• TASK PROMPT: Every line with the word "name" in it should be extracted from the data that follows.

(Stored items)
----------

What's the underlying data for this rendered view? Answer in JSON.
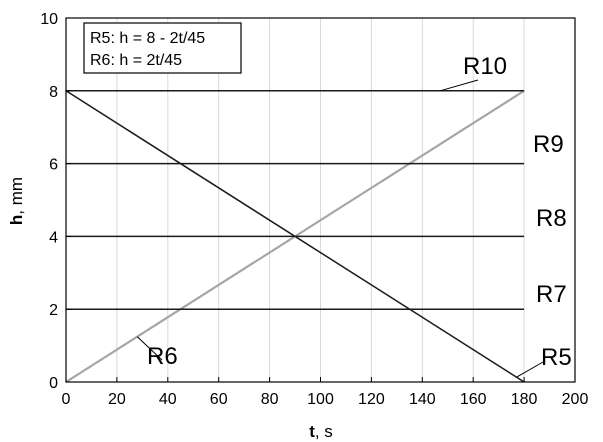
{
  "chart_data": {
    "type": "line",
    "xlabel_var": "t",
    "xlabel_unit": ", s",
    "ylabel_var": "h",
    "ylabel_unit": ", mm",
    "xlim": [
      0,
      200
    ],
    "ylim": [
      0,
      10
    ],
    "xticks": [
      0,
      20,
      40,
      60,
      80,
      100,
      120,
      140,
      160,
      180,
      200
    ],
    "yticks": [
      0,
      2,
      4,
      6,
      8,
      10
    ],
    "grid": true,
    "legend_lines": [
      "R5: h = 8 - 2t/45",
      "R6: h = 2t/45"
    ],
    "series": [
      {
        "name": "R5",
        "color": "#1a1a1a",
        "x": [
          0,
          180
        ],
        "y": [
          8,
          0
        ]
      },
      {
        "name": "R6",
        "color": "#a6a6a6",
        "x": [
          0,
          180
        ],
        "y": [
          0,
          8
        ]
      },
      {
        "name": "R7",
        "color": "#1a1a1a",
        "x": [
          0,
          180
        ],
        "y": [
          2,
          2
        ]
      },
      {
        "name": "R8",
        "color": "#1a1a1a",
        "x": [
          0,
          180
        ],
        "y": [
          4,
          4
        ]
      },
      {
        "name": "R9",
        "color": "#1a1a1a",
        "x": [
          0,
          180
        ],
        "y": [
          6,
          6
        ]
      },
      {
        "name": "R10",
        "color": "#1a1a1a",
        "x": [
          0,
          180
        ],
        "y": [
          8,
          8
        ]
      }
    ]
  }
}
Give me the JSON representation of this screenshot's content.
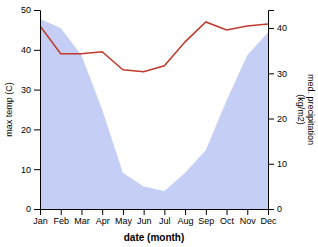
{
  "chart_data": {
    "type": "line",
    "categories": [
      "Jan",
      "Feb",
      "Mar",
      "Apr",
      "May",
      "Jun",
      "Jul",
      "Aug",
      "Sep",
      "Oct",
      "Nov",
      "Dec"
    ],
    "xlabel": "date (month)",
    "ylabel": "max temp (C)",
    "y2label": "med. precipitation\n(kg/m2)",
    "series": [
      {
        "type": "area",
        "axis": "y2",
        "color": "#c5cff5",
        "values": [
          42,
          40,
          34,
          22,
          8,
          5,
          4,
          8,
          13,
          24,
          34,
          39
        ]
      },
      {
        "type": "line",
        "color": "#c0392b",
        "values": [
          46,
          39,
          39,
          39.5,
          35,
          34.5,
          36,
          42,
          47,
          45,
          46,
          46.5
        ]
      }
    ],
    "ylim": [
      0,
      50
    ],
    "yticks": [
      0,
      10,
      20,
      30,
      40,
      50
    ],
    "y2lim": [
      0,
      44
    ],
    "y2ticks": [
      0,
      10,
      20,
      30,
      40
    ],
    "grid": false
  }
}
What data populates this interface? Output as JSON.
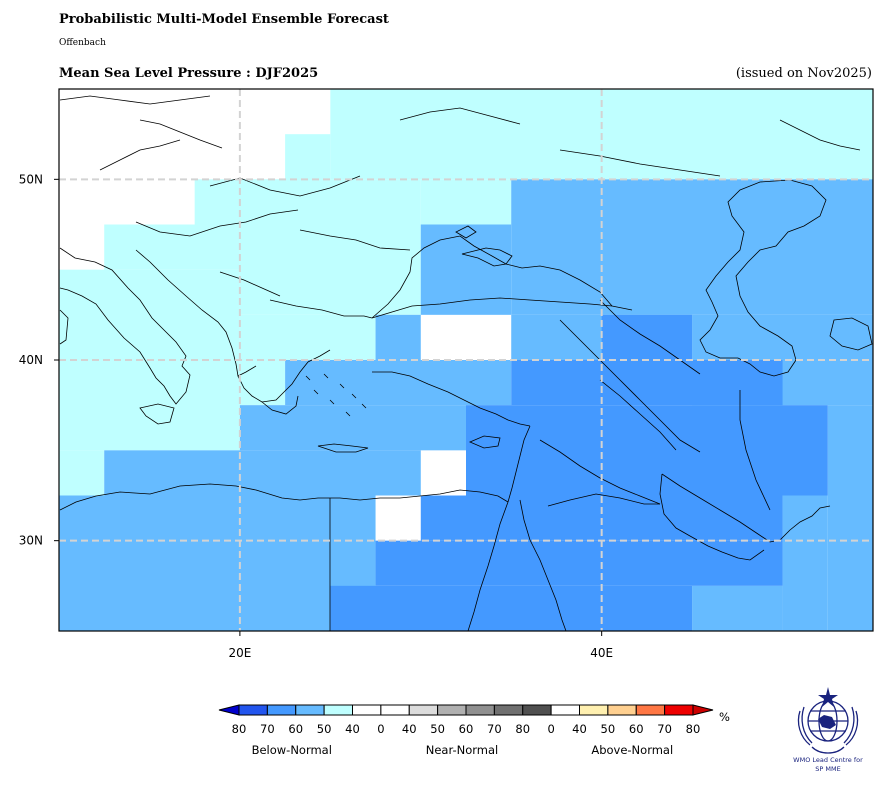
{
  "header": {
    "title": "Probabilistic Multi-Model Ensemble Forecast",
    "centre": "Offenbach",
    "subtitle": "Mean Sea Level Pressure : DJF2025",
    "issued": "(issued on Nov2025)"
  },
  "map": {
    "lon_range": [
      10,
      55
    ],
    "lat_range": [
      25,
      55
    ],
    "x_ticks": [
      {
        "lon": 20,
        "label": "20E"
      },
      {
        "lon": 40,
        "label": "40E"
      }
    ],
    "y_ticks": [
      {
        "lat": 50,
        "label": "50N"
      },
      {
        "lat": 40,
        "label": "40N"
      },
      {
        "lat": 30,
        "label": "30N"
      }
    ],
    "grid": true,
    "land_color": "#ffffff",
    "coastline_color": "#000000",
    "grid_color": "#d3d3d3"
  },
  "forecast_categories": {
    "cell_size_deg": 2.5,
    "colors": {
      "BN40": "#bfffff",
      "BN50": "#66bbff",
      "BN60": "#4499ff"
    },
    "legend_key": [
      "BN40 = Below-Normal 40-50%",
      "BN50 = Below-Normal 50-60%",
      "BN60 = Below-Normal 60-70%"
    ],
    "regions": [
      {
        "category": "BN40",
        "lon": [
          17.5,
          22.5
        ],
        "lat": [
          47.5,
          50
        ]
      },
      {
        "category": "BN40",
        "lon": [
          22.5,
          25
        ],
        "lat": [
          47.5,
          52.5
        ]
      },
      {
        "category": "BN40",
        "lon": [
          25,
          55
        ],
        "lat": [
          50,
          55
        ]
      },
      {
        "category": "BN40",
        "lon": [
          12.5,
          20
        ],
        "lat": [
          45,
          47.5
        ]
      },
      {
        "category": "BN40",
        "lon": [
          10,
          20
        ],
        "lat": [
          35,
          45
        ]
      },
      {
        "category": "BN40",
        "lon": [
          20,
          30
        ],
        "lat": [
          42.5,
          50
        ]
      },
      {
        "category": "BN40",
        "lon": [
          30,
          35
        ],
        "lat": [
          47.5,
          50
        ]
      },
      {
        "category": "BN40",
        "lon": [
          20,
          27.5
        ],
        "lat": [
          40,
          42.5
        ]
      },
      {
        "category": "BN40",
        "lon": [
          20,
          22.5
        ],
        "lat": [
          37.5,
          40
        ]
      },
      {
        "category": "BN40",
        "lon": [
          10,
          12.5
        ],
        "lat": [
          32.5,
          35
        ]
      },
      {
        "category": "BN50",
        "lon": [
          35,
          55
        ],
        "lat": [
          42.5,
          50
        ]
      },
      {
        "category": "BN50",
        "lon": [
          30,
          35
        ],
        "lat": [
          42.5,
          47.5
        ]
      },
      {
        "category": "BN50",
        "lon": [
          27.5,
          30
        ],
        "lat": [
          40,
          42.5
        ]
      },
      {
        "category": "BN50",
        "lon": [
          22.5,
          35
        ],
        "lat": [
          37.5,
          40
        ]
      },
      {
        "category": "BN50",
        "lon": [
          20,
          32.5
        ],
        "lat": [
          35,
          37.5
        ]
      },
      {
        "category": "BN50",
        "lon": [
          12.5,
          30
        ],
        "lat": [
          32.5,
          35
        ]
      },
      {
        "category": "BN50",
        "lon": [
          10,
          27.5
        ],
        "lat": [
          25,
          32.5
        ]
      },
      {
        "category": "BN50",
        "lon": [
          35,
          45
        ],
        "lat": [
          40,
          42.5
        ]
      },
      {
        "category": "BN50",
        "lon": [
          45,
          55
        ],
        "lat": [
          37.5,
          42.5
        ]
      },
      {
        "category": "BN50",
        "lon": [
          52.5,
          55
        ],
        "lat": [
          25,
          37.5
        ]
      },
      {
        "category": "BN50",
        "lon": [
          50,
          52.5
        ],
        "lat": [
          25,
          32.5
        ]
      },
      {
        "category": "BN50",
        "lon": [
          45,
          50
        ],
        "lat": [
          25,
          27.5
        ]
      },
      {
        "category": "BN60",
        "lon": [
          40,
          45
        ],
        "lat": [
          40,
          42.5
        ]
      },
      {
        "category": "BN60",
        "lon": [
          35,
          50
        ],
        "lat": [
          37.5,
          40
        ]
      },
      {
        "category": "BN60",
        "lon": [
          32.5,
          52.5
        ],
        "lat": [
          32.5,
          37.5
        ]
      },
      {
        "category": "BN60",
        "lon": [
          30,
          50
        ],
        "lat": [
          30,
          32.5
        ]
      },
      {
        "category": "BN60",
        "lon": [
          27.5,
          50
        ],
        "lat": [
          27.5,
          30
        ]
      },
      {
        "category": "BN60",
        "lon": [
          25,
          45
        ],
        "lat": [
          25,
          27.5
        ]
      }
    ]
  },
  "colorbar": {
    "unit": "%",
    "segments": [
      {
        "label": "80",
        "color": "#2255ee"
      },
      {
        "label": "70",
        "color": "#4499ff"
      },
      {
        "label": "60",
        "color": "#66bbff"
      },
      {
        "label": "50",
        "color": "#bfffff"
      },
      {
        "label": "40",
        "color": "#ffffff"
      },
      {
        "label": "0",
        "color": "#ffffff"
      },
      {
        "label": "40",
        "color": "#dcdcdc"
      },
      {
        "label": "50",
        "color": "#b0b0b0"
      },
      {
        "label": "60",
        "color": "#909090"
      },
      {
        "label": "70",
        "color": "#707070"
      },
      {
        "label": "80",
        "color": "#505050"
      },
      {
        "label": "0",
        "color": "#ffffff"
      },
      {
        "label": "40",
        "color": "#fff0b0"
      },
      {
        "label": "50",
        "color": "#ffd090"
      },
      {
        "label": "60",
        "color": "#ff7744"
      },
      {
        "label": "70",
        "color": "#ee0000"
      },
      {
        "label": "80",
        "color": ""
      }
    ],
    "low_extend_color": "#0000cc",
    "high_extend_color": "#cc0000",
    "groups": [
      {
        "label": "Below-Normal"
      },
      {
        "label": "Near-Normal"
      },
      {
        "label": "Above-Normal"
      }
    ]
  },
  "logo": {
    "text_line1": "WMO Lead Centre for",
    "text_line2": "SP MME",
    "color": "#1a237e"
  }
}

----------

• THE ANSWER:
        "name": "R5",
        "name": "R6",
        "name": "R7",
        "name": "R8",
        "name": "R9",
        "name": "R10",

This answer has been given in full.